■ **EXERCISE DESCRIPTION**
Write out each record again exactly as it stands.

BEGIN

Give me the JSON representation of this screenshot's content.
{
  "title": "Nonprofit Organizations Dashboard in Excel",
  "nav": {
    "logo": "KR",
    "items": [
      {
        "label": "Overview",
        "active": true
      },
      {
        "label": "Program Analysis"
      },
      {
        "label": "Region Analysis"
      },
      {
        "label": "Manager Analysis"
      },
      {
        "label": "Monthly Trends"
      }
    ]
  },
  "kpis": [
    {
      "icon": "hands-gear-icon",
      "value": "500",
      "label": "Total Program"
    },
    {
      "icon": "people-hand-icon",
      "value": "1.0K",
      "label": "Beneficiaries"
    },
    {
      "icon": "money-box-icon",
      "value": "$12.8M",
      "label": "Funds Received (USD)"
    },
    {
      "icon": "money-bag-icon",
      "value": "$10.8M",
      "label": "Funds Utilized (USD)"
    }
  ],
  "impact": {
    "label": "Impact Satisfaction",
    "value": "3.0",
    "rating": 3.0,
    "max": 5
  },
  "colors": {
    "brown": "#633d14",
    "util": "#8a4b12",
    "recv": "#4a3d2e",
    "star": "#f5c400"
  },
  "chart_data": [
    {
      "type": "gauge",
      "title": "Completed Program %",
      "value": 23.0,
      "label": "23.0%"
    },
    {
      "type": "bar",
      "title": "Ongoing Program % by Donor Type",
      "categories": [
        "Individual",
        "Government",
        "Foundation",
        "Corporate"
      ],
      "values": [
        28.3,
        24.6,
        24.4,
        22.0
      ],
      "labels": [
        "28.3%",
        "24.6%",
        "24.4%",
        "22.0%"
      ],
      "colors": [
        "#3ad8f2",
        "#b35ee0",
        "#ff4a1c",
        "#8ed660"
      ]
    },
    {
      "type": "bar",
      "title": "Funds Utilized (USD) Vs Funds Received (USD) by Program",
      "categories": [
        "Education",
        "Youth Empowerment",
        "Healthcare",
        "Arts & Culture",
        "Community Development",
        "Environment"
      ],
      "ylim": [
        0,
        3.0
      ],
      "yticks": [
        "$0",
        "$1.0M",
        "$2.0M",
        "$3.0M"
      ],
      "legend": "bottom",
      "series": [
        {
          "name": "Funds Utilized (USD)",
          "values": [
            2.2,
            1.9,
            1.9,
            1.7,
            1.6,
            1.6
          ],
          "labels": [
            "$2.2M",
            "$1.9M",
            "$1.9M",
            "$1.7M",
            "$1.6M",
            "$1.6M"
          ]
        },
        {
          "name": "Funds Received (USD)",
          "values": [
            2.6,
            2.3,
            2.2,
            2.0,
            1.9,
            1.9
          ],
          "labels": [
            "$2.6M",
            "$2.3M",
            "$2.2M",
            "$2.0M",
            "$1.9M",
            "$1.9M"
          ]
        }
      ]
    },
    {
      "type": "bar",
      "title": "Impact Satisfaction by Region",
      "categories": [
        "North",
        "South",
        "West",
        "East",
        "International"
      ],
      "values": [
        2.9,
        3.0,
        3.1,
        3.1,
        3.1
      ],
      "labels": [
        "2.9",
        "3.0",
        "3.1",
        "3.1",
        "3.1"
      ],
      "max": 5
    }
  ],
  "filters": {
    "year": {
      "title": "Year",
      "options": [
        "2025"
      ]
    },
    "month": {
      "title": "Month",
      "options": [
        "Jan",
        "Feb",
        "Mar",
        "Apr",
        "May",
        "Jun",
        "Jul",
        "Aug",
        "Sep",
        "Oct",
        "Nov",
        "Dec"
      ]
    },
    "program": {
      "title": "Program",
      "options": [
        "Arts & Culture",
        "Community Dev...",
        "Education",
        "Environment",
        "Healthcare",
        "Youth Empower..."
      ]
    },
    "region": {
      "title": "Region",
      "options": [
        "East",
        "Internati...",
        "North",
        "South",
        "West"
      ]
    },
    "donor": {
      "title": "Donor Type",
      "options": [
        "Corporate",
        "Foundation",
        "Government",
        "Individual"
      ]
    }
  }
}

END

■ **WRITTEN SOLUTION**
Give me the JSON representation of this screenshot's content.
{
  "title": "Nonprofit Organizations Dashboard in Excel",
  "nav": {
    "logo": "KR",
    "items": [
      {
        "label": "Overview",
        "active": true
      },
      {
        "label": "Program Analysis"
      },
      {
        "label": "Region Analysis"
      },
      {
        "label": "Manager Analysis"
      },
      {
        "label": "Monthly Trends"
      }
    ]
  },
  "kpis": [
    {
      "icon": "hands-gear-icon",
      "value": "500",
      "label": "Total Program"
    },
    {
      "icon": "people-hand-icon",
      "value": "1.0K",
      "label": "Beneficiaries"
    },
    {
      "icon": "money-box-icon",
      "value": "$12.8M",
      "label": "Funds Received (USD)"
    },
    {
      "icon": "money-bag-icon",
      "value": "$10.8M",
      "label": "Funds Utilized (USD)"
    }
  ],
  "impact": {
    "label": "Impact Satisfaction",
    "value": "3.0",
    "rating": 3.0,
    "max": 5
  },
  "colors": {
    "brown": "#633d14",
    "util": "#8a4b12",
    "recv": "#4a3d2e",
    "star": "#f5c400"
  },
  "chart_data": [
    {
      "type": "gauge",
      "title": "Completed Program %",
      "value": 23.0,
      "label": "23.0%"
    },
    {
      "type": "bar",
      "title": "Ongoing Program % by Donor Type",
      "categories": [
        "Individual",
        "Government",
        "Foundation",
        "Corporate"
      ],
      "values": [
        28.3,
        24.6,
        24.4,
        22.0
      ],
      "labels": [
        "28.3%",
        "24.6%",
        "24.4%",
        "22.0%"
      ],
      "colors": [
        "#3ad8f2",
        "#b35ee0",
        "#ff4a1c",
        "#8ed660"
      ]
    },
    {
      "type": "bar",
      "title": "Funds Utilized (USD) Vs Funds Received (USD) by Program",
      "categories": [
        "Education",
        "Youth Empowerment",
        "Healthcare",
        "Arts & Culture",
        "Community Development",
        "Environment"
      ],
      "ylim": [
        0,
        3.0
      ],
      "yticks": [
        "$0",
        "$1.0M",
        "$2.0M",
        "$3.0M"
      ],
      "legend": "bottom",
      "series": [
        {
          "name": "Funds Utilized (USD)",
          "values": [
            2.2,
            1.9,
            1.9,
            1.7,
            1.6,
            1.6
          ],
          "labels": [
            "$2.2M",
            "$1.9M",
            "$1.9M",
            "$1.7M",
            "$1.6M",
            "$1.6M"
          ]
        },
        {
          "name": "Funds Received (USD)",
          "values": [
            2.6,
            2.3,
            2.2,
            2.0,
            1.9,
            1.9
          ],
          "labels": [
            "$2.6M",
            "$2.3M",
            "$2.2M",
            "$2.0M",
            "$1.9M",
            "$1.9M"
          ]
        }
      ]
    },
    {
      "type": "bar",
      "title": "Impact Satisfaction by Region",
      "categories": [
        "North",
        "South",
        "West",
        "East",
        "International"
      ],
      "values": [
        2.9,
        3.0,
        3.1,
        3.1,
        3.1
      ],
      "labels": [
        "2.9",
        "3.0",
        "3.1",
        "3.1",
        "3.1"
      ],
      "max": 5
    }
  ],
  "filters": {
    "year": {
      "title": "Year",
      "options": [
        "2025"
      ]
    },
    "month": {
      "title": "Month",
      "options": [
        "Jan",
        "Feb",
        "Mar",
        "Apr",
        "May",
        "Jun",
        "Jul",
        "Aug",
        "Sep",
        "Oct",
        "Nov",
        "Dec"
      ]
    },
    "program": {
      "title": "Program",
      "options": [
        "Arts & Culture",
        "Community Dev...",
        "Education",
        "Environment",
        "Healthcare",
        "Youth Empower..."
      ]
    },
    "region": {
      "title": "Region",
      "options": [
        "East",
        "Internati...",
        "North",
        "South",
        "West"
      ]
    },
    "donor": {
      "title": "Donor Type",
      "options": [
        "Corporate",
        "Foundation",
        "Government",
        "Individual"
      ]
    }
  }
}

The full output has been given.